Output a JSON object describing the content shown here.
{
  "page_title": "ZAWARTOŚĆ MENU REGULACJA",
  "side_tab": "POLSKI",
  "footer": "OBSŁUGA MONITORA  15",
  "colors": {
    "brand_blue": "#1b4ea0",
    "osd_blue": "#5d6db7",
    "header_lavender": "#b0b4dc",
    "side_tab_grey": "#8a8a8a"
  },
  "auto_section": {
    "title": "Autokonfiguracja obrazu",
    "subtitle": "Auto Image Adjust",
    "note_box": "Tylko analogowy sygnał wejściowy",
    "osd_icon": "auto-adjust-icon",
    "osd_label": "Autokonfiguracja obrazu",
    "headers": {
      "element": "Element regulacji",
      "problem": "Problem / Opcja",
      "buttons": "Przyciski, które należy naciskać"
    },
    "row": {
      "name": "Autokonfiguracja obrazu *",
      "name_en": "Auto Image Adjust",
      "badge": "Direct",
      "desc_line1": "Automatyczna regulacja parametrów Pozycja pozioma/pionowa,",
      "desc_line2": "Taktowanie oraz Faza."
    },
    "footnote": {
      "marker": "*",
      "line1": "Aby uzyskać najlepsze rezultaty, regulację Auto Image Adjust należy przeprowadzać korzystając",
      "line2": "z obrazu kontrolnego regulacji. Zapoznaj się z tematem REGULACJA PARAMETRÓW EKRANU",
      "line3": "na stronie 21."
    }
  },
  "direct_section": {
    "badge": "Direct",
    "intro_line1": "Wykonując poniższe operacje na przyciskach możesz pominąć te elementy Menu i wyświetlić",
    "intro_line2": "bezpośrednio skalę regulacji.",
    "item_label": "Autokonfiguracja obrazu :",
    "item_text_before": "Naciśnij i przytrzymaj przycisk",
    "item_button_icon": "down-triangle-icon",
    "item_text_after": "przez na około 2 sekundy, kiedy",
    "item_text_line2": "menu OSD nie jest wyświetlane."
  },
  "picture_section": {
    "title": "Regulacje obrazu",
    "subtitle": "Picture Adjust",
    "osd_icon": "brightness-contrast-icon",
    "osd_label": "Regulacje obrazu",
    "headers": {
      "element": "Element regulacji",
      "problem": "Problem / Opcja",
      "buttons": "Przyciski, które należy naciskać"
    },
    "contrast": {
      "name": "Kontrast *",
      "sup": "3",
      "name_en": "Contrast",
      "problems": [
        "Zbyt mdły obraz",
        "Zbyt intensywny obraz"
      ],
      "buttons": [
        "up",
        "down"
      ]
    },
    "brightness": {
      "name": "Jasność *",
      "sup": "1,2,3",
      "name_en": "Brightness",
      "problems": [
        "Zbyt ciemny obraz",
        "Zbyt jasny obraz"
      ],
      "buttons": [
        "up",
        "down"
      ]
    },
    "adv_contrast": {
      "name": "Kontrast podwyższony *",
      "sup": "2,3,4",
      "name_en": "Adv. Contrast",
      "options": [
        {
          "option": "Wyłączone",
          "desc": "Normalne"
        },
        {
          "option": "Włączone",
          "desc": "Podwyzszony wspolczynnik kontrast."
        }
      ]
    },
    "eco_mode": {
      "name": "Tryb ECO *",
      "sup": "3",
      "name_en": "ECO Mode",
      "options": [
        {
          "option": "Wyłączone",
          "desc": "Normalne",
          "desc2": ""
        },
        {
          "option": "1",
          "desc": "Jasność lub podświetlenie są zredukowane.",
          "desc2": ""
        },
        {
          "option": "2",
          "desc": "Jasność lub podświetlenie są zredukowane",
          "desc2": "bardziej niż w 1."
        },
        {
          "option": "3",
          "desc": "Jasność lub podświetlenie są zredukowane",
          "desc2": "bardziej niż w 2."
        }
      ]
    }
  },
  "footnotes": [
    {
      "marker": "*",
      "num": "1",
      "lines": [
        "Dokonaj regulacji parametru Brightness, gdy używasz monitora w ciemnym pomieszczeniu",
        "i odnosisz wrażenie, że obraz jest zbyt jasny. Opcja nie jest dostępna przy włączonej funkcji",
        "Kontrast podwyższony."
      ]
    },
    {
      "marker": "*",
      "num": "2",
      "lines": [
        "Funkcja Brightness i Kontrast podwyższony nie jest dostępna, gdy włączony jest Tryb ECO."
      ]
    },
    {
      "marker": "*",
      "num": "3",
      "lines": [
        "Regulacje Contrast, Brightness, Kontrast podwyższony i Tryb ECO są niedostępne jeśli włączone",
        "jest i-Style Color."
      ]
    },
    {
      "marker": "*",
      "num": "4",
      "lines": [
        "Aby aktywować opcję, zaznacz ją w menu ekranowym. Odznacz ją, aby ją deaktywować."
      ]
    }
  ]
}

What you will do: Reproduce the data shown above exactly.

Right answer:
Output a JSON object describing the content shown here.
{
  "page_title": "ZAWARTOŚĆ MENU REGULACJA",
  "side_tab": "POLSKI",
  "footer": "OBSŁUGA MONITORA  15",
  "colors": {
    "brand_blue": "#1b4ea0",
    "osd_blue": "#5d6db7",
    "header_lavender": "#b0b4dc",
    "side_tab_grey": "#8a8a8a"
  },
  "auto_section": {
    "title": "Autokonfiguracja obrazu",
    "subtitle": "Auto Image Adjust",
    "note_box": "Tylko analogowy sygnał wejściowy",
    "osd_icon": "auto-adjust-icon",
    "osd_label": "Autokonfiguracja obrazu",
    "headers": {
      "element": "Element regulacji",
      "problem": "Problem / Opcja",
      "buttons": "Przyciski, które należy naciskać"
    },
    "row": {
      "name": "Autokonfiguracja obrazu *",
      "name_en": "Auto Image Adjust",
      "badge": "Direct",
      "desc_line1": "Automatyczna regulacja parametrów Pozycja pozioma/pionowa,",
      "desc_line2": "Taktowanie oraz Faza."
    },
    "footnote": {
      "marker": "*",
      "line1": "Aby uzyskać najlepsze rezultaty, regulację Auto Image Adjust należy przeprowadzać korzystając",
      "line2": "z obrazu kontrolnego regulacji. Zapoznaj się z tematem REGULACJA PARAMETRÓW EKRANU",
      "line3": "na stronie 21."
    }
  },
  "direct_section": {
    "badge": "Direct",
    "intro_line1": "Wykonując poniższe operacje na przyciskach możesz pominąć te elementy Menu i wyświetlić",
    "intro_line2": "bezpośrednio skalę regulacji.",
    "item_label": "Autokonfiguracja obrazu :",
    "item_text_before": "Naciśnij i przytrzymaj przycisk",
    "item_button_icon": "down-triangle-icon",
    "item_text_after": "przez na około 2 sekundy, kiedy",
    "item_text_line2": "menu OSD nie jest wyświetlane."
  },
  "picture_section": {
    "title": "Regulacje obrazu",
    "subtitle": "Picture Adjust",
    "osd_icon": "brightness-contrast-icon",
    "osd_label": "Regulacje obrazu",
    "headers": {
      "element": "Element regulacji",
      "problem": "Problem / Opcja",
      "buttons": "Przyciski, które należy naciskać"
    },
    "contrast": {
      "name": "Kontrast *",
      "sup": "3",
      "name_en": "Contrast",
      "problems": [
        "Zbyt mdły obraz",
        "Zbyt intensywny obraz"
      ],
      "buttons": [
        "up",
        "down"
      ]
    },
    "brightness": {
      "name": "Jasność *",
      "sup": "1,2,3",
      "name_en": "Brightness",
      "problems": [
        "Zbyt ciemny obraz",
        "Zbyt jasny obraz"
      ],
      "buttons": [
        "up",
        "down"
      ]
    },
    "adv_contrast": {
      "name": "Kontrast podwyższony *",
      "sup": "2,3,4",
      "name_en": "Adv. Contrast",
      "options": [
        {
          "option": "Wyłączone",
          "desc": "Normalne"
        },
        {
          "option": "Włączone",
          "desc": "Podwyzszony wspolczynnik kontrast."
        }
      ]
    },
    "eco_mode": {
      "name": "Tryb ECO *",
      "sup": "3",
      "name_en": "ECO Mode",
      "options": [
        {
          "option": "Wyłączone",
          "desc": "Normalne",
          "desc2": ""
        },
        {
          "option": "1",
          "desc": "Jasność lub podświetlenie są zredukowane.",
          "desc2": ""
        },
        {
          "option": "2",
          "desc": "Jasność lub podświetlenie są zredukowane",
          "desc2": "bardziej niż w 1."
        },
        {
          "option": "3",
          "desc": "Jasność lub podświetlenie są zredukowane",
          "desc2": "bardziej niż w 2."
        }
      ]
    }
  },
  "footnotes": [
    {
      "marker": "*",
      "num": "1",
      "lines": [
        "Dokonaj regulacji parametru Brightness, gdy używasz monitora w ciemnym pomieszczeniu",
        "i odnosisz wrażenie, że obraz jest zbyt jasny. Opcja nie jest dostępna przy włączonej funkcji",
        "Kontrast podwyższony."
      ]
    },
    {
      "marker": "*",
      "num": "2",
      "lines": [
        "Funkcja Brightness i Kontrast podwyższony nie jest dostępna, gdy włączony jest Tryb ECO."
      ]
    },
    {
      "marker": "*",
      "num": "3",
      "lines": [
        "Regulacje Contrast, Brightness, Kontrast podwyższony i Tryb ECO są niedostępne jeśli włączone",
        "jest i-Style Color."
      ]
    },
    {
      "marker": "*",
      "num": "4",
      "lines": [
        "Aby aktywować opcję, zaznacz ją w menu ekranowym. Odznacz ją, aby ją deaktywować."
      ]
    }
  ]
}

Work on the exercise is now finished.